-- start --

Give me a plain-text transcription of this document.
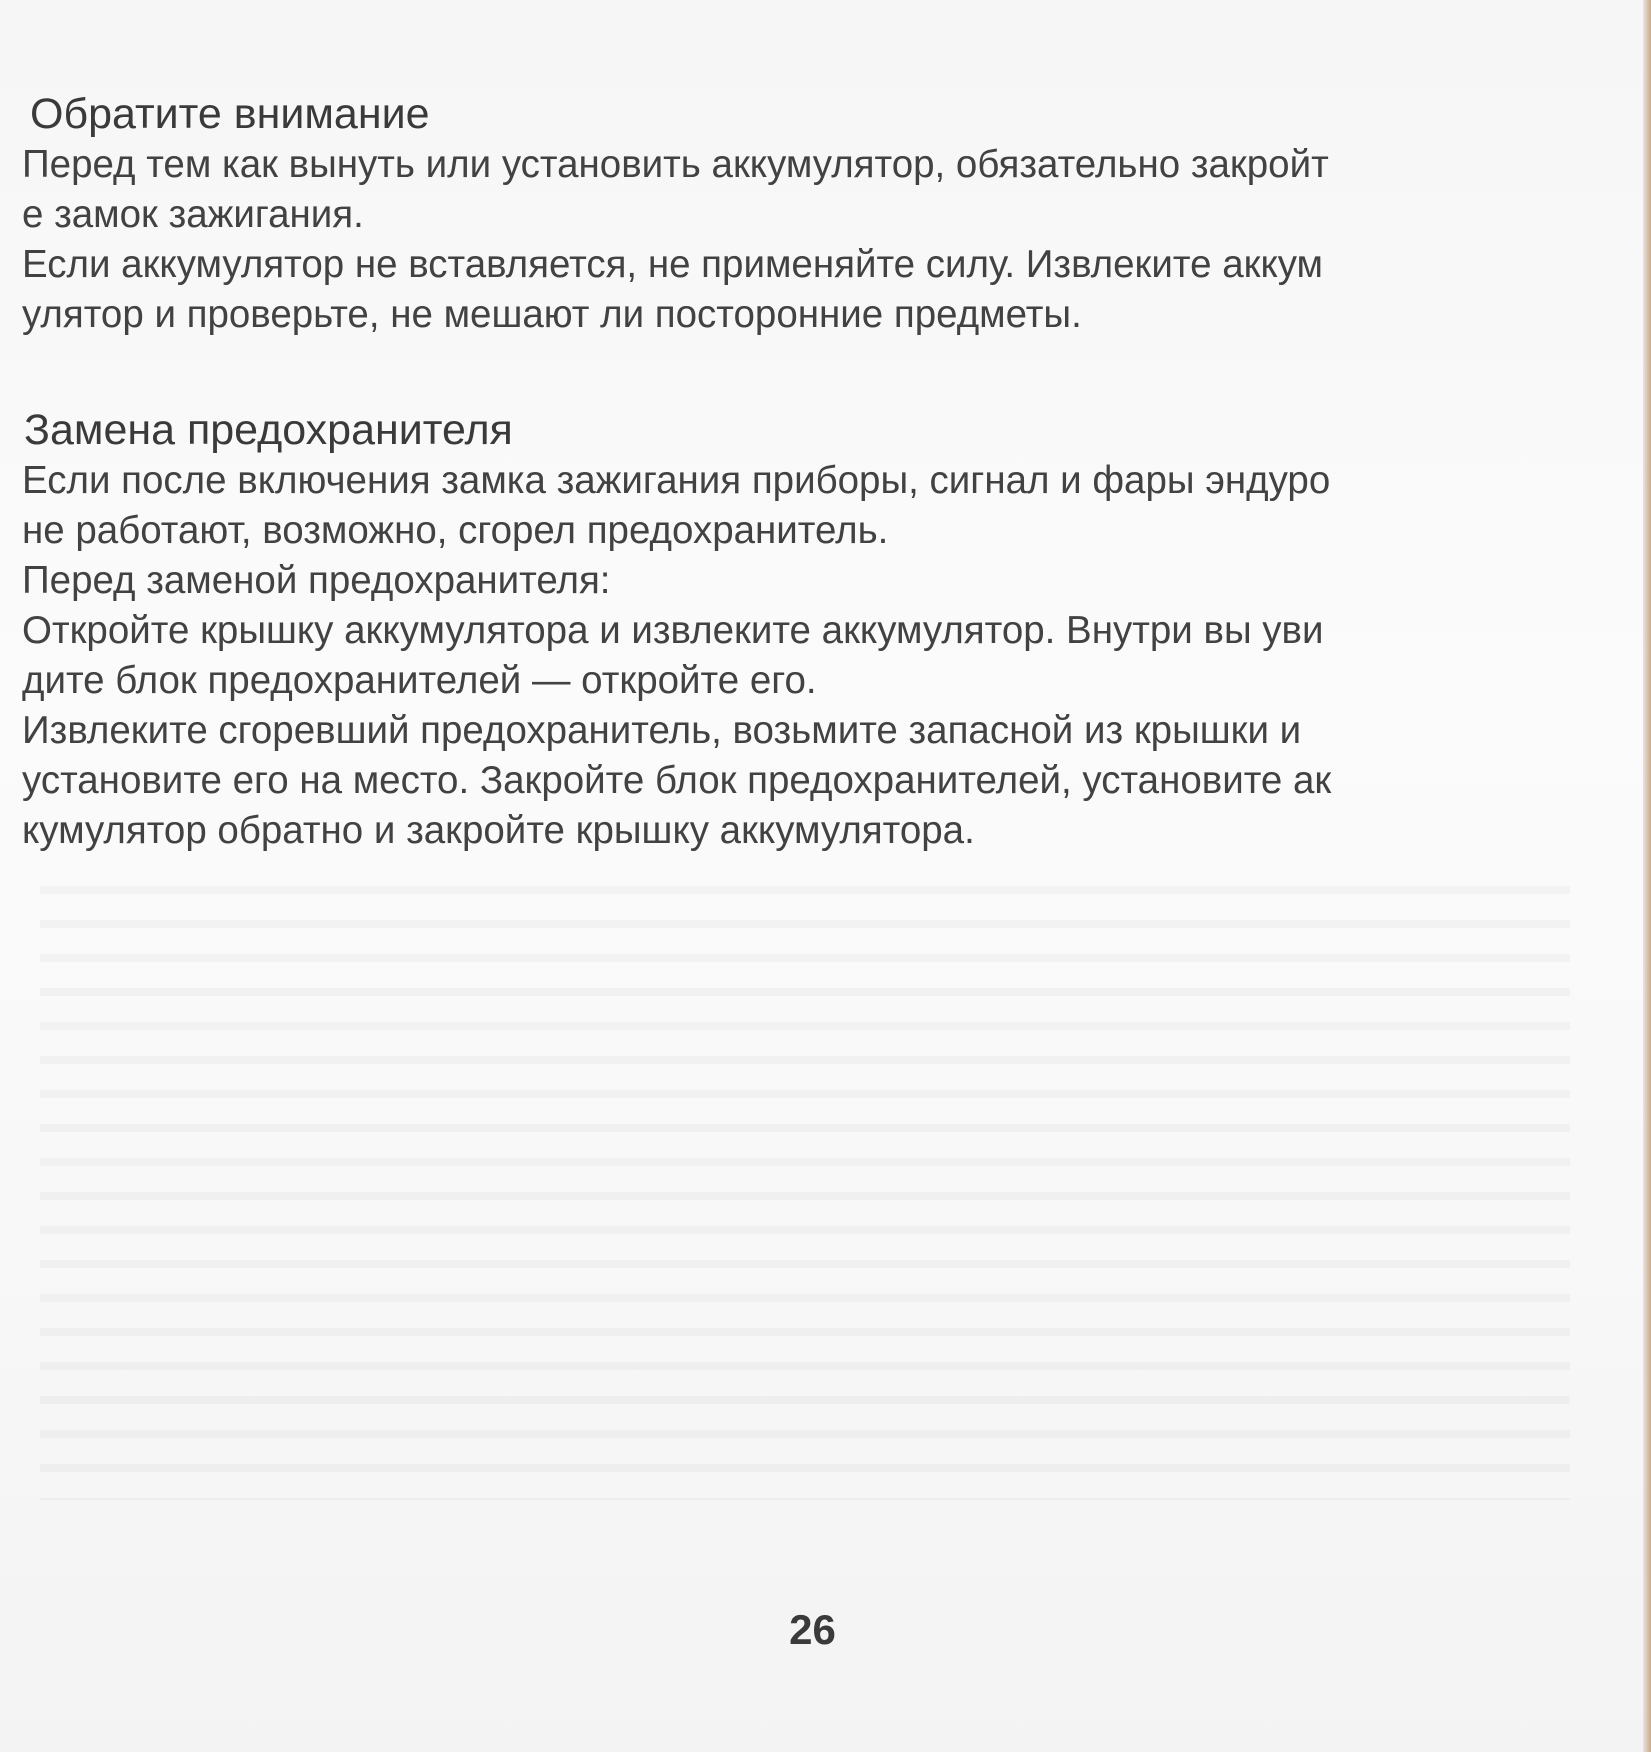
Обратите внимание

Перед тем как вынуть или установить аккумулятор, обязательно закройт

е замок зажигания.

Если аккумулятор не вставляется, не применяйте силу. Извлеките аккум

улятор и проверьте, не мешают ли посторонние предметы.

Замена предохранителя

Если после включения замка зажигания приборы, сигнал и фары эндуро

не работают, возможно, сгорел предохранитель.

Перед заменой предохранителя:

Откройте крышку аккумулятора и извлеките аккумулятор. Внутри вы уви

дите блок предохранителей — откройте его.

Извлеките сгоревший предохранитель, возьмите запасной из крышки и

установите его на место. Закройте блок предохранителей, установите ак

кумулятор обратно и закройте крышку аккумулятора.

26
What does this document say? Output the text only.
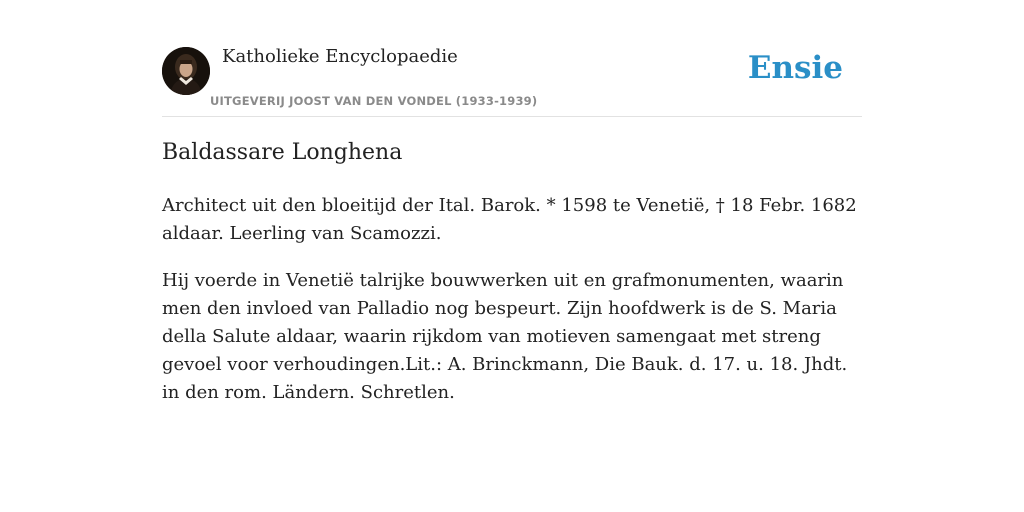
Katholieke Encyclopaedie
UITGEVERIJ JOOST VAN DEN VONDEL (1933-1939)
Ensie
Baldassare Longhena

Architect uit den bloeitijd der Ital. Barok. * 1598 te Venetië, † 18 Febr. 1682 aldaar. Leerling van Scamozzi.

Hij voerde in Venetië talrijke bouwwerken uit en grafmonumenten, waarin men den invloed van Palladio nog bespeurt. Zijn hoofdwerk is de S. Maria della Salute aldaar, waarin rijkdom van motieven samengaat met streng gevoel voor verhoudingen.Lit.: A. Brinckmann, Die Bauk. d. 17. u. 18. Jhdt. in den rom. Ländern. Schretlen.
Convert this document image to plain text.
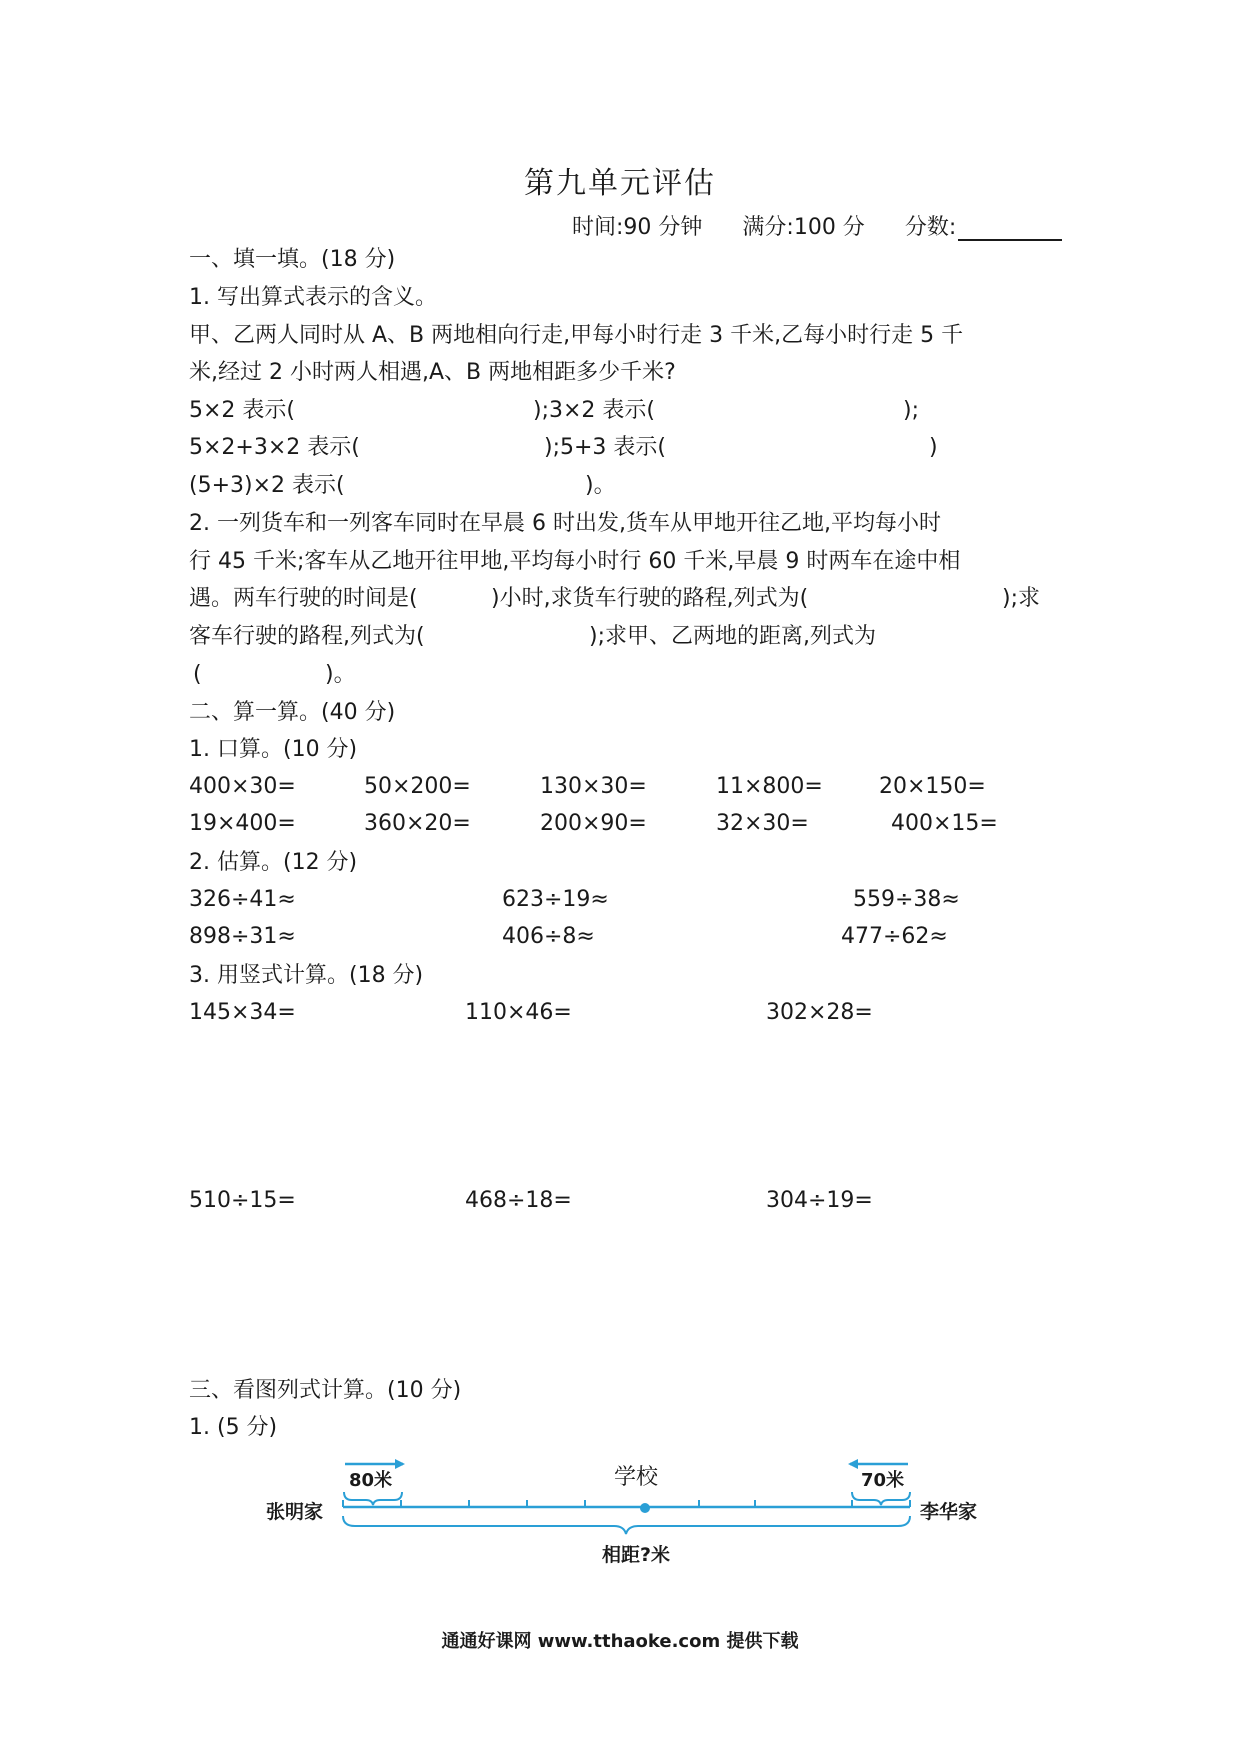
第九单元评估
时间:90 分钟 满分:100 分 分数:
一、填一填。(18 分)
1. 写出算式表示的含义。
甲、乙两人同时从 A、B 两地相向行走,甲每小时行走 3 千米,乙每小时行走 5 千
米,经过 2 小时两人相遇,A、B 两地相距多少千米?
5×2 表示(	);3×2 表示(	);
5×2+3×2 表示(	);5+3 表示(	)
(5+3)×2 表示(	)。
2. 一列货车和一列客车同时在早晨 6 时出发,货车从甲地开往乙地,平均每小时
行 45 千米;客车从乙地开往甲地,平均每小时行 60 千米,早晨 9 时两车在途中相
遇。两车行驶的时间是(	)小时,求货车行驶的路程,列式为(	);求
客车行驶的路程,列式为(	);求甲、乙两地的距离,列式为
(	)。
二、算一算。(40 分)
1. 口算。(10 分)
400×30=	50×200=	130×30=	11×800=	20×150=
19×400=	360×20=	200×90=	32×30=	400×15=
2. 估算。(12 分)
326÷41≈	623÷19≈	559÷38≈
898÷31≈	406÷8≈	477÷62≈
3. 用竖式计算。(18 分)
145×34=	110×46=	302×28=
510÷15=	468÷18=	304÷19=
三、看图列式计算。(10 分)
1. (5 分)
80米	70米
学校
张明家	李华家
相距?米
通通好课网 www.tthaoke.com 提供下载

-- end --

### What the task asks
List every line above that holds the word "this".

### Problem solution
Give me a plain-text transcription of this document.
What does this document say? Output the text only.
Convert this document image to plain text.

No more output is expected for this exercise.